▽

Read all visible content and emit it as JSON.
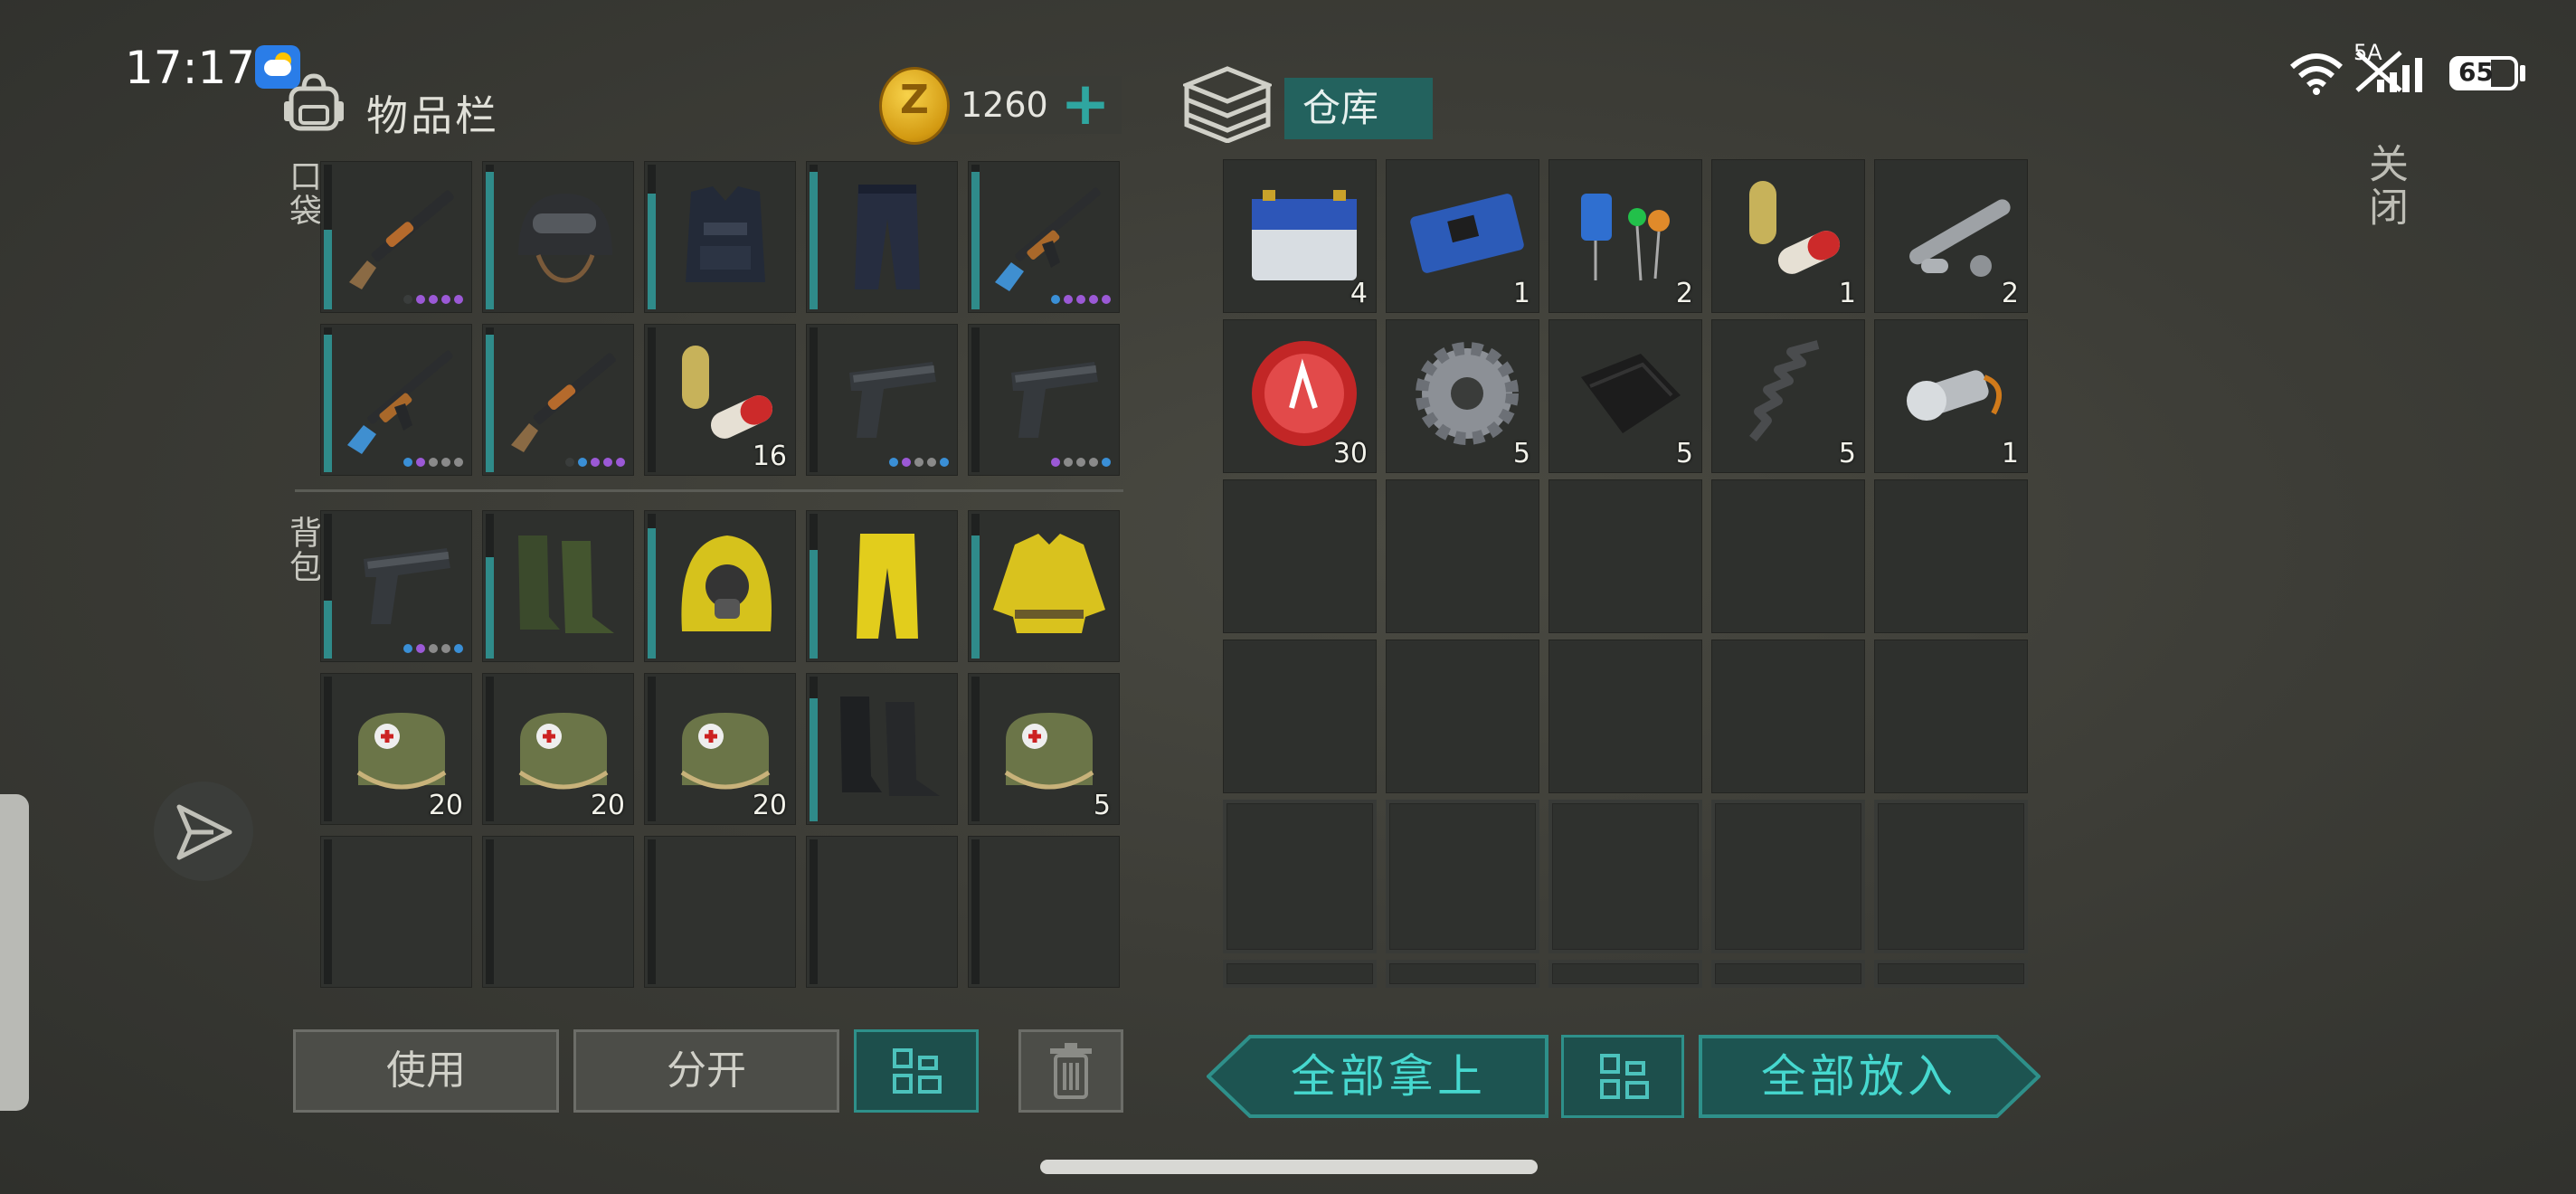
{
  "status_bar": {
    "time": "17:17",
    "network": "5A",
    "battery": "65",
    "weather_icon": "partly-cloudy-icon"
  },
  "inventory": {
    "title": "物品栏",
    "coins": "1260",
    "add_coins_icon": "plus-icon",
    "pocket_label": "口袋",
    "backpack_label": "背包",
    "pocket_slots": [
      {
        "item": "shotgun",
        "count": "",
        "durability": 0.55,
        "dots": [
          "#3a3d3c",
          "#9b59d6",
          "#9b59d6",
          "#9b59d6",
          "#9b59d6"
        ]
      },
      {
        "item": "tactical-helmet",
        "count": "",
        "durability": 0.95,
        "dots": []
      },
      {
        "item": "police-vest",
        "count": "",
        "durability": 0.8,
        "dots": []
      },
      {
        "item": "police-pants",
        "count": "",
        "durability": 0.95,
        "dots": []
      },
      {
        "item": "assault-rifle",
        "count": "",
        "durability": 0.95,
        "dots": [
          "#3a8fd6",
          "#9b59d6",
          "#9b59d6",
          "#9b59d6",
          "#9b59d6"
        ]
      },
      {
        "item": "assault-rifle",
        "count": "",
        "durability": 0.95,
        "dots": [
          "#3a8fd6",
          "#9b59d6",
          "#8a8a8a",
          "#8a8a8a",
          "#8a8a8a"
        ]
      },
      {
        "item": "shotgun",
        "count": "",
        "durability": 0.95,
        "dots": [
          "#3a3d3c",
          "#3a8fd6",
          "#9b59d6",
          "#9b59d6",
          "#9b59d6"
        ]
      },
      {
        "item": "pills",
        "count": "16",
        "durability": 0,
        "dots": []
      },
      {
        "item": "pistol",
        "count": "",
        "durability": 0,
        "dots": [
          "#3a8fd6",
          "#9b59d6",
          "#8a8a8a",
          "#8a8a8a",
          "#3a8fd6"
        ]
      },
      {
        "item": "pistol",
        "count": "",
        "durability": 0,
        "dots": [
          "#9b59d6",
          "#8a8a8a",
          "#8a8a8a",
          "#8a8a8a",
          "#3a8fd6"
        ]
      }
    ],
    "backpack_slots": [
      {
        "item": "pistol",
        "count": "",
        "durability": 0.4,
        "dots": [
          "#3a8fd6",
          "#9b59d6",
          "#8a8a8a",
          "#8a8a8a",
          "#3a8fd6"
        ]
      },
      {
        "item": "rubber-boots",
        "count": "",
        "durability": 0.7,
        "dots": []
      },
      {
        "item": "hazmat-hood",
        "count": "",
        "durability": 0.9,
        "dots": []
      },
      {
        "item": "hazmat-pants",
        "count": "",
        "durability": 0.75,
        "dots": []
      },
      {
        "item": "hazmat-jacket",
        "count": "",
        "durability": 0.85,
        "dots": []
      },
      {
        "item": "medkit",
        "count": "20",
        "durability": 0,
        "dots": []
      },
      {
        "item": "medkit",
        "count": "20",
        "durability": 0,
        "dots": []
      },
      {
        "item": "medkit",
        "count": "20",
        "durability": 0,
        "dots": []
      },
      {
        "item": "combat-boots",
        "count": "",
        "durability": 0.85,
        "dots": []
      },
      {
        "item": "medkit",
        "count": "5",
        "durability": 0,
        "dots": []
      },
      {
        "item": "",
        "count": "",
        "durability": 0,
        "dots": []
      },
      {
        "item": "",
        "count": "",
        "durability": 0,
        "dots": []
      },
      {
        "item": "",
        "count": "",
        "durability": 0,
        "dots": []
      },
      {
        "item": "",
        "count": "",
        "durability": 0,
        "dots": []
      },
      {
        "item": "",
        "count": "",
        "durability": 0,
        "dots": []
      }
    ],
    "use_label": "使用",
    "split_label": "分开",
    "sort_icon": "grid-sort-icon",
    "trash_icon": "trash-icon"
  },
  "warehouse": {
    "title": "仓库",
    "slots": [
      {
        "item": "battery",
        "count": "4"
      },
      {
        "item": "circuit-board",
        "count": "1"
      },
      {
        "item": "electronic-components",
        "count": "2"
      },
      {
        "item": "pills",
        "count": "1"
      },
      {
        "item": "pipe-parts",
        "count": "2"
      },
      {
        "item": "bottle-cap",
        "count": "30"
      },
      {
        "item": "gear",
        "count": "5"
      },
      {
        "item": "leather",
        "count": "5"
      },
      {
        "item": "spring",
        "count": "5"
      },
      {
        "item": "flashlight",
        "count": "1"
      }
    ],
    "take_all_label": "全部拿上",
    "put_all_label": "全部放入",
    "sort_icon": "grid-sort-icon"
  },
  "close_label": "关闭",
  "send_icon": "send-icon"
}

△

Where a line above holds the string "boots", show that line.

● **SOLUTION FOR THIS TASK**
        "item": "rubber-boots",
        "item": "combat-boots",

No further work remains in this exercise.